Exercise directions -
Reproduce every line in the listing that contains the word "الجيران".

[Source data]
================================

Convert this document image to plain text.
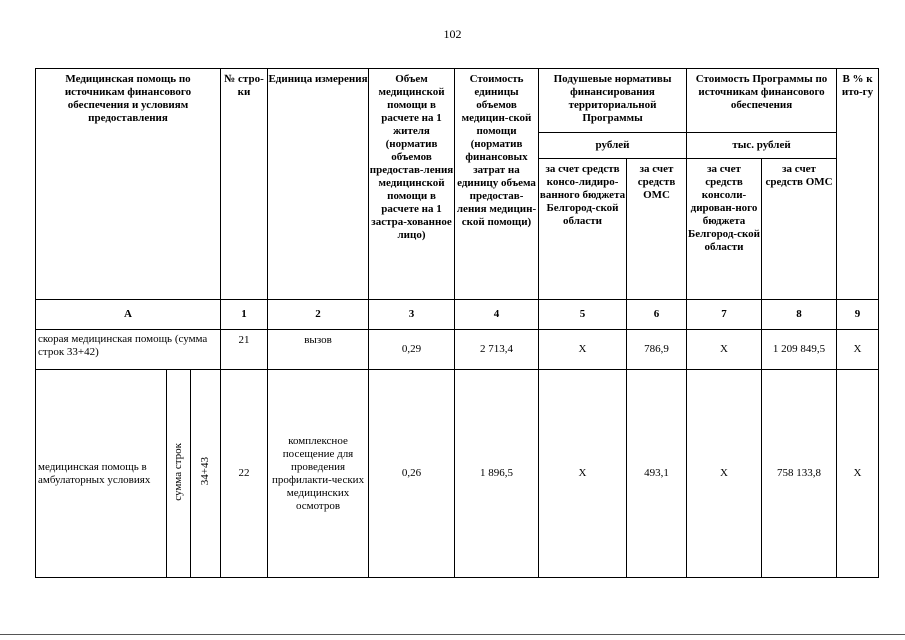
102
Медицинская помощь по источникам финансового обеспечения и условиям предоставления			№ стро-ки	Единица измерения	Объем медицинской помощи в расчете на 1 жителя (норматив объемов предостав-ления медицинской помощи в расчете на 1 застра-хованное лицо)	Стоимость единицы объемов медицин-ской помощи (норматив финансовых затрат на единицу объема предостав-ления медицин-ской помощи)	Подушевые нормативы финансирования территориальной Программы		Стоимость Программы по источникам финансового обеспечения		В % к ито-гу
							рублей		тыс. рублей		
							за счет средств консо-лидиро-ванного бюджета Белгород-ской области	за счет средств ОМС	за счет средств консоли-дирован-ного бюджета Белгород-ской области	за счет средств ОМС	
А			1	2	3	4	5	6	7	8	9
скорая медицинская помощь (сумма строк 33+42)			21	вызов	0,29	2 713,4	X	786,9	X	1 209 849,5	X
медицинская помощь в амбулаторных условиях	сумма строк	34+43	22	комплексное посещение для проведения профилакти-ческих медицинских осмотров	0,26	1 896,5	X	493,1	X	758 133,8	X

================================

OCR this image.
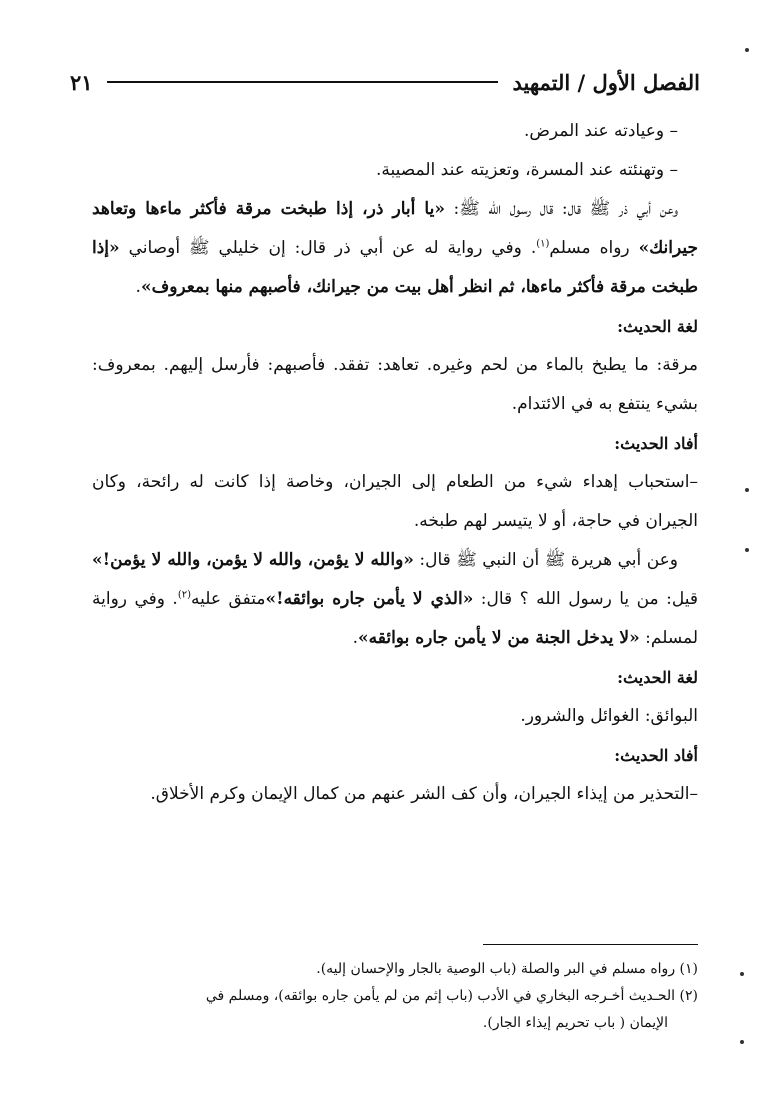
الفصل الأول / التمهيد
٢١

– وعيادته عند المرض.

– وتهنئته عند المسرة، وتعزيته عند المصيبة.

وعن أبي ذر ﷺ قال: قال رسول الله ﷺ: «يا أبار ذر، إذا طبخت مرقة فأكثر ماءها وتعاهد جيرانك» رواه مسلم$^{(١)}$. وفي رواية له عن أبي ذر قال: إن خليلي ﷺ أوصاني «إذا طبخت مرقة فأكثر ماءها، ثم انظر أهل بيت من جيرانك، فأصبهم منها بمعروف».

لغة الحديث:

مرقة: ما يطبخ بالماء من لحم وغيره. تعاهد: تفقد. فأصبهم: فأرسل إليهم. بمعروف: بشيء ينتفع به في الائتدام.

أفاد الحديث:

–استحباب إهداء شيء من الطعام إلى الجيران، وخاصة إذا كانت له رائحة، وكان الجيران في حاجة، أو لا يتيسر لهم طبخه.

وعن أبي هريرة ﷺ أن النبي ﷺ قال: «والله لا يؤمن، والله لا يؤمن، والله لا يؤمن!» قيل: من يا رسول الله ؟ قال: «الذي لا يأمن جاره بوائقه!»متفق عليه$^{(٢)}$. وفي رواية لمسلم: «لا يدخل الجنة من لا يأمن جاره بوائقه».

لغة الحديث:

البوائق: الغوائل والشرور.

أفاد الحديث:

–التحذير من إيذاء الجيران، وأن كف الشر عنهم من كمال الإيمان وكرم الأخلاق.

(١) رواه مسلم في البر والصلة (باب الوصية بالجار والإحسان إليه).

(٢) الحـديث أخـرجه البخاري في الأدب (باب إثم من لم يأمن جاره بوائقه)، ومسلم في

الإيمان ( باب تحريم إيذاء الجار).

================================

Response -
–استحباب إهداء شيء من الطعام إلى الجيران، وخاصة إذا كانت له رائحة، وكان الجيران في حاجة، أو لا يتيسر لهم طبخه.
–التحذير من إيذاء الجيران، وأن كف الشر عنهم من كمال الإيمان وكرم الأخلاق.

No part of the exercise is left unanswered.